[Data listing]
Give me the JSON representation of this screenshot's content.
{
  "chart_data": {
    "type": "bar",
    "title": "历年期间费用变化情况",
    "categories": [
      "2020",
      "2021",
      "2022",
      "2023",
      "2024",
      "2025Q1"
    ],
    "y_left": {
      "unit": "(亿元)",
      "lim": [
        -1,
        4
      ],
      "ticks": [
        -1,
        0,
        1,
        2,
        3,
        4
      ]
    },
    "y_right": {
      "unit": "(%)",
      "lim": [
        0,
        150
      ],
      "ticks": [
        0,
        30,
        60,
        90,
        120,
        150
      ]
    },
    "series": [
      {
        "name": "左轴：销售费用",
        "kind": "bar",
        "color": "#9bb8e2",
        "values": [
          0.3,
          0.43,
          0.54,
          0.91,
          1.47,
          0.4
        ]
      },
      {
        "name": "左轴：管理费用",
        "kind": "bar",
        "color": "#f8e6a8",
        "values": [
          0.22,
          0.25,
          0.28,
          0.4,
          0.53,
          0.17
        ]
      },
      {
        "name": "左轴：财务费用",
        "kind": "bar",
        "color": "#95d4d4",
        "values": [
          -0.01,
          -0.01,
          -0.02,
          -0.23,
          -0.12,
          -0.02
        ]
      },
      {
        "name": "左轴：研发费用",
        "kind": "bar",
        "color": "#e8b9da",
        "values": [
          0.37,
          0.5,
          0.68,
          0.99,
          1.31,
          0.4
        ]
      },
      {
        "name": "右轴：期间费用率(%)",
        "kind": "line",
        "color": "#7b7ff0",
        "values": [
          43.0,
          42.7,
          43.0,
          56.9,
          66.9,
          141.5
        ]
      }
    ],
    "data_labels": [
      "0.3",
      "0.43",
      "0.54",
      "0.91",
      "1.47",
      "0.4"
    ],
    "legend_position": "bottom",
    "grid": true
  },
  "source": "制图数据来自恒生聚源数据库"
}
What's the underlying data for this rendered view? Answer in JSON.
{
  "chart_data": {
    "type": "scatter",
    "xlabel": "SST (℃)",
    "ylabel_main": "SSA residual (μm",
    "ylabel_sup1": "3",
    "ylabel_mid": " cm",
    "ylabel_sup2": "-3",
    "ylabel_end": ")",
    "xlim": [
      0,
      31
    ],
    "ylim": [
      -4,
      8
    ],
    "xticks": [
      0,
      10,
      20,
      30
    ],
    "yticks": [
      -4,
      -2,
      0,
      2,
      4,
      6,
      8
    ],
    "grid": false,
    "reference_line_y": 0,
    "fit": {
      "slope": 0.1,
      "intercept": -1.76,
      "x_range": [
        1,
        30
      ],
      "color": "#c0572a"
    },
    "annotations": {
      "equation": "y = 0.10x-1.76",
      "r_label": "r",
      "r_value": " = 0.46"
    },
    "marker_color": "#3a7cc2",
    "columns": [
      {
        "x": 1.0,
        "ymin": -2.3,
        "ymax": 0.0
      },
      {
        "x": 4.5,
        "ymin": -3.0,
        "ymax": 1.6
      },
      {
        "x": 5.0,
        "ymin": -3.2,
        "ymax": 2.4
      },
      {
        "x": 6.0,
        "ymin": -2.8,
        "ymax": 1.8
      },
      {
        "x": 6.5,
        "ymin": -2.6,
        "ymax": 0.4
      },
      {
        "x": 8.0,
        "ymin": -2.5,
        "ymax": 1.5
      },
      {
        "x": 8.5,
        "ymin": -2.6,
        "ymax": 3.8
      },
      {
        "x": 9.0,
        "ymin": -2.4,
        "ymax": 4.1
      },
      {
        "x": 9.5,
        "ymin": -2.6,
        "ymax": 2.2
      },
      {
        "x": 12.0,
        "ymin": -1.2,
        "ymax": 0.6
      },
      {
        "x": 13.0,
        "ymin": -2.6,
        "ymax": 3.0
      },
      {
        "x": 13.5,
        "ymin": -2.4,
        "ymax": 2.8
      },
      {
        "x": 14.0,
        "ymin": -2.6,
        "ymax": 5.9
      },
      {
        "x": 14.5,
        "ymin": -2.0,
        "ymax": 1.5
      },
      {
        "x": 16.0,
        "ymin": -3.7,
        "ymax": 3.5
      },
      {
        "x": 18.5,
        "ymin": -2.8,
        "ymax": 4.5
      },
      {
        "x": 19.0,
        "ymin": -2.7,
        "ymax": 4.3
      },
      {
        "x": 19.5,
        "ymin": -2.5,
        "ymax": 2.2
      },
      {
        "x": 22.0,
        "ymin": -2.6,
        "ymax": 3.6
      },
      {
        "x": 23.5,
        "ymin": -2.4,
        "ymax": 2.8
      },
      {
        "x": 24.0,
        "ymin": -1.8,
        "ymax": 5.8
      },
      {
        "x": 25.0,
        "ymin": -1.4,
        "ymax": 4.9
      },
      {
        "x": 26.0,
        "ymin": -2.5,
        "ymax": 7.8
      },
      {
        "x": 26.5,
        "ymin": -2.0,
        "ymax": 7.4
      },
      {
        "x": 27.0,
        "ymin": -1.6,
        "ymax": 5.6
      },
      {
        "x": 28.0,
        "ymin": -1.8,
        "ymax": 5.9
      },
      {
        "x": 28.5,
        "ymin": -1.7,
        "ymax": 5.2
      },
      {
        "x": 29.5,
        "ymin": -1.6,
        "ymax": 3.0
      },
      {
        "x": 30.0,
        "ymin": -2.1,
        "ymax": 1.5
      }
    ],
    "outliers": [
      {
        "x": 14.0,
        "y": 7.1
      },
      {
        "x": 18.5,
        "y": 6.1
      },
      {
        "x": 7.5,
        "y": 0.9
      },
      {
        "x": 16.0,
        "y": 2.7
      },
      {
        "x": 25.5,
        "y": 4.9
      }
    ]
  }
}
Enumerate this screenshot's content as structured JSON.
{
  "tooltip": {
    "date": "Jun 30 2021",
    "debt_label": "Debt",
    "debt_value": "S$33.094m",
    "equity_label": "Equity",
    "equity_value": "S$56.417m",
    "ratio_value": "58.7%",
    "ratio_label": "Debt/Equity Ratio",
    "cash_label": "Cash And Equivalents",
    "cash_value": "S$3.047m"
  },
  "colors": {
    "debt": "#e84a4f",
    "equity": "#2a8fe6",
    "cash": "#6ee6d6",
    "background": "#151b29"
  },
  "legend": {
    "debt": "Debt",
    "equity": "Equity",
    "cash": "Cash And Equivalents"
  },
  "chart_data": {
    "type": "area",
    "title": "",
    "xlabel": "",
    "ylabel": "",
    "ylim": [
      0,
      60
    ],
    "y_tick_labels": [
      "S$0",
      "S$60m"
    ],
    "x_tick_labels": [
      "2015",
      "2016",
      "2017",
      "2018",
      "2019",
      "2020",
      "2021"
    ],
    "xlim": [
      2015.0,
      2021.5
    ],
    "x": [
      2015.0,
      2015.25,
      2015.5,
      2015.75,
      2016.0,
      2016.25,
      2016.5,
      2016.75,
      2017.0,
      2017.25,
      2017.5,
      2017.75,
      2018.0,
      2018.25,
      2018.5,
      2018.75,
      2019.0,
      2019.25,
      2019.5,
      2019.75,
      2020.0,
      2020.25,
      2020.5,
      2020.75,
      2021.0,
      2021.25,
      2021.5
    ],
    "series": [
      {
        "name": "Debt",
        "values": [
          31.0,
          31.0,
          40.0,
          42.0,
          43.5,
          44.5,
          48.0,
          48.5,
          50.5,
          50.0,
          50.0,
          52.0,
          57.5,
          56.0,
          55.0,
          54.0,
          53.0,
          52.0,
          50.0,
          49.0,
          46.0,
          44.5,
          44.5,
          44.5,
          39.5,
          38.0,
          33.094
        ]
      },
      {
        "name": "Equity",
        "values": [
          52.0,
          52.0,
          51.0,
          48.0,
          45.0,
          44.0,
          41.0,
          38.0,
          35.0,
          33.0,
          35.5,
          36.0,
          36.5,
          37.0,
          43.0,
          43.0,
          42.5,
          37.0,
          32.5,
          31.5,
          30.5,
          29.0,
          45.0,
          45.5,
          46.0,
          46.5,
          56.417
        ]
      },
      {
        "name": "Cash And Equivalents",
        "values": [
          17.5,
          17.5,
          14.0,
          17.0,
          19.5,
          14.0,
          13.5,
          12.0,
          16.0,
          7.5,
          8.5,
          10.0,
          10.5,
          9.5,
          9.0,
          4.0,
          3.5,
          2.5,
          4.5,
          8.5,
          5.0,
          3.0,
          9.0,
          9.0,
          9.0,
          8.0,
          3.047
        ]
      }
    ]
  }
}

● EXERCISE
Copy out each line in the listing that has the word "screenshot".

● RESULT OF THIS TASK
Give me the JSON representation of this screenshot's content.
Enumerate this screenshot's content as structured JSON.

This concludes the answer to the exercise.